* BRIEF
Filter the lines below, keeping each one that holds "title".
=== Section Start ===
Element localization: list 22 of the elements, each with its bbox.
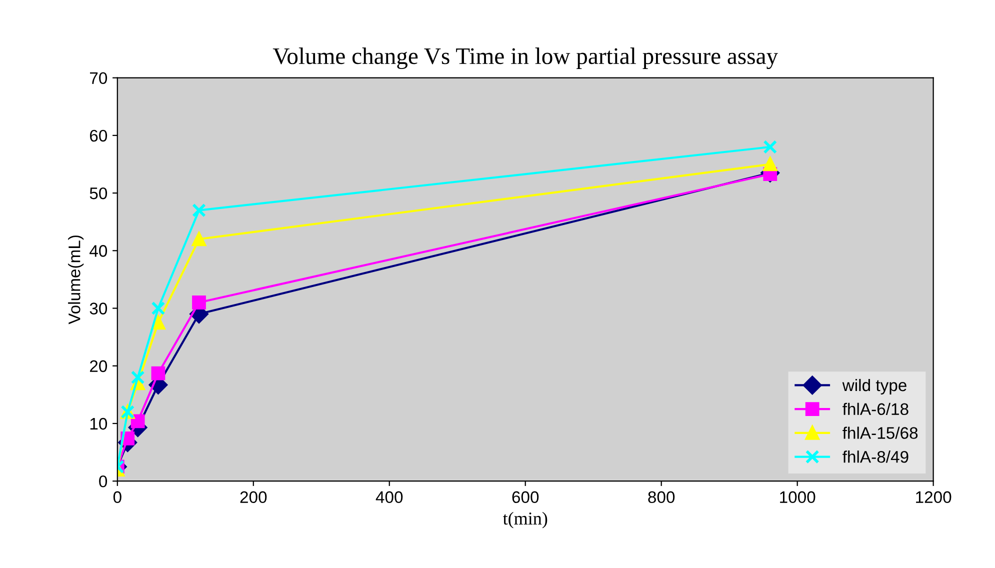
x-tick-label: 600 bbox=[512, 491, 539, 504]
legend-label: fhlA-8/49 bbox=[842, 450, 908, 463]
y-tick-label: 10 bbox=[90, 418, 108, 430]
y-tick-label: 50 bbox=[90, 187, 108, 200]
x-tick-label: 800 bbox=[648, 491, 675, 504]
y-tick-label: 40 bbox=[90, 245, 108, 257]
x-tick-label: 400 bbox=[376, 491, 403, 504]
y-tick-label: 70 bbox=[90, 72, 108, 84]
legend-label: fhlA-6/18 bbox=[842, 402, 908, 416]
y-tick-label: 30 bbox=[90, 302, 108, 314]
y-tick-label: 60 bbox=[90, 130, 108, 142]
y-axis-title: Volume(mL) bbox=[68, 236, 84, 324]
x-tick-label: 1200 bbox=[916, 491, 952, 504]
legend-label: wild type bbox=[842, 378, 906, 394]
x-axis-title: t(min) bbox=[502, 512, 548, 528]
x-tick-label: 200 bbox=[240, 491, 267, 504]
y-tick-label: 20 bbox=[90, 360, 108, 372]
chart-title: Volume change Vs Time in low partial pressure assay bbox=[272, 48, 778, 70]
x-tick-label: 0 bbox=[113, 491, 122, 504]
legend-label: fhlA-15/68 bbox=[842, 426, 918, 439]
x-tick-label: 1000 bbox=[780, 491, 816, 504]
y-tick-label: 0 bbox=[99, 475, 108, 488]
=== Section End ===
* OUTPUT FOR THIS TASK
y-axis-title: Volume(mL) bbox=[68, 236, 84, 324]
x-axis-title: t(min) bbox=[502, 512, 548, 528]
chart-title: Volume change Vs Time in low partial pressure assay bbox=[272, 48, 778, 70]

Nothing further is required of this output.